(begin)

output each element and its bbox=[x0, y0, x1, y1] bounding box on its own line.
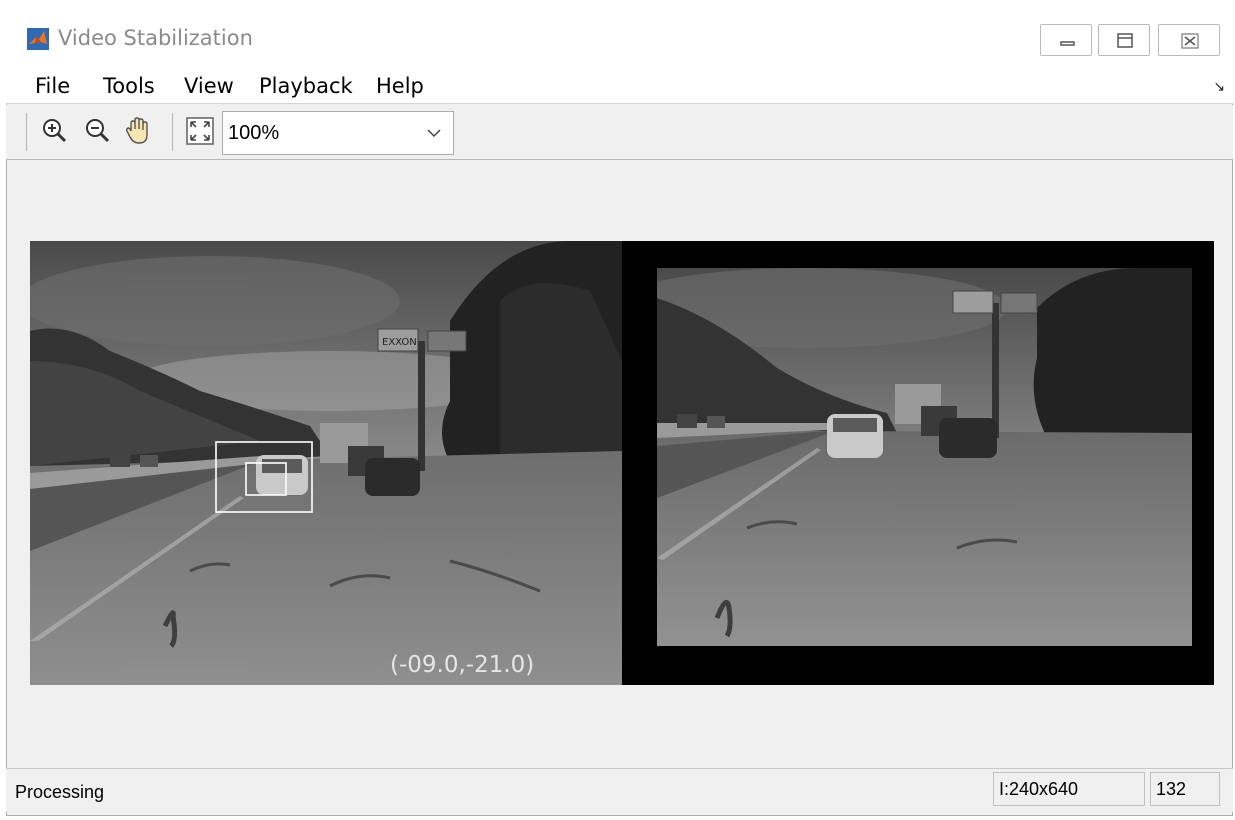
menu-view[interactable]: View bbox=[184, 74, 234, 98]
zoom-level-value: 100% bbox=[228, 122, 280, 144]
menu-tools[interactable]: Tools bbox=[103, 74, 155, 98]
stabilized-video-frame bbox=[657, 268, 1192, 646]
road-scene-image: EXXON bbox=[30, 241, 622, 685]
zoom-in-icon[interactable] bbox=[38, 114, 72, 148]
menu-playback[interactable]: Playback bbox=[259, 74, 353, 98]
frame-number-value: 132 bbox=[1156, 779, 1187, 799]
video-display[interactable]: EXXON bbox=[30, 241, 1214, 685]
matlab-icon bbox=[27, 28, 49, 50]
window-title: Video Stabilization bbox=[58, 26, 253, 50]
toolbar-separator bbox=[26, 113, 27, 151]
billboard-label: EXXON bbox=[382, 337, 417, 348]
minimize-button[interactable] bbox=[1040, 24, 1092, 56]
pan-hand-icon[interactable] bbox=[122, 114, 156, 148]
stabilized-road-scene-image bbox=[657, 268, 1192, 646]
menu-help[interactable]: Help bbox=[376, 74, 424, 98]
chevron-down-icon bbox=[427, 129, 441, 138]
close-icon bbox=[1181, 33, 1199, 49]
image-size-field: I:240x640 bbox=[993, 772, 1145, 806]
status-text: Processing bbox=[15, 782, 105, 802]
frame-number-field: 132 bbox=[1150, 772, 1220, 806]
zoom-out-icon[interactable] bbox=[81, 114, 115, 148]
menu-file[interactable]: File bbox=[35, 74, 70, 98]
image-size-value: I:240x640 bbox=[999, 779, 1079, 799]
fit-to-window-icon[interactable] bbox=[183, 114, 217, 148]
maximize-icon bbox=[1117, 33, 1133, 48]
maximize-button[interactable] bbox=[1098, 24, 1150, 56]
undock-arrow-icon[interactable]: ↘ bbox=[1213, 78, 1225, 95]
close-button[interactable] bbox=[1158, 24, 1220, 56]
minimize-icon bbox=[1060, 41, 1075, 46]
motion-coordinate-readout: (-09.0,-21.0) bbox=[390, 652, 535, 678]
input-video-frame: EXXON bbox=[30, 241, 622, 685]
zoom-level-dropdown[interactable]: 100% bbox=[222, 111, 454, 155]
toolbar-separator bbox=[172, 113, 173, 151]
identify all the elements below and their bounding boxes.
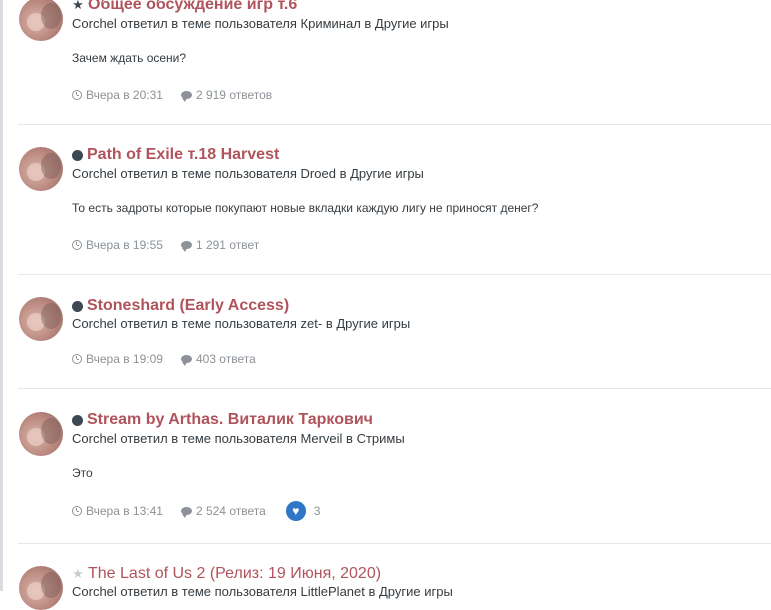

(end)

* What is being asked:
Transcribe the lines above verbatim, starting at the line containing "menu-view[interactable]: View bbox=[184, 74, 234, 98]" and ending at the line containing "video-display[interactable]: EXXON bbox=[30, 241, 1214, 685]", both included.

* Full response:
menu-view[interactable]: View bbox=[184, 74, 234, 98]
zoom-level-value: 100% bbox=[228, 122, 280, 144]
menu-tools[interactable]: Tools bbox=[103, 74, 155, 98]
stabilized-video-frame bbox=[657, 268, 1192, 646]
road-scene-image: EXXON bbox=[30, 241, 622, 685]
zoom-in-icon[interactable] bbox=[38, 114, 72, 148]
menu-playback[interactable]: Playback bbox=[259, 74, 353, 98]
frame-number-value: 132 bbox=[1156, 779, 1187, 799]
video-display[interactable]: EXXON bbox=[30, 241, 1214, 685]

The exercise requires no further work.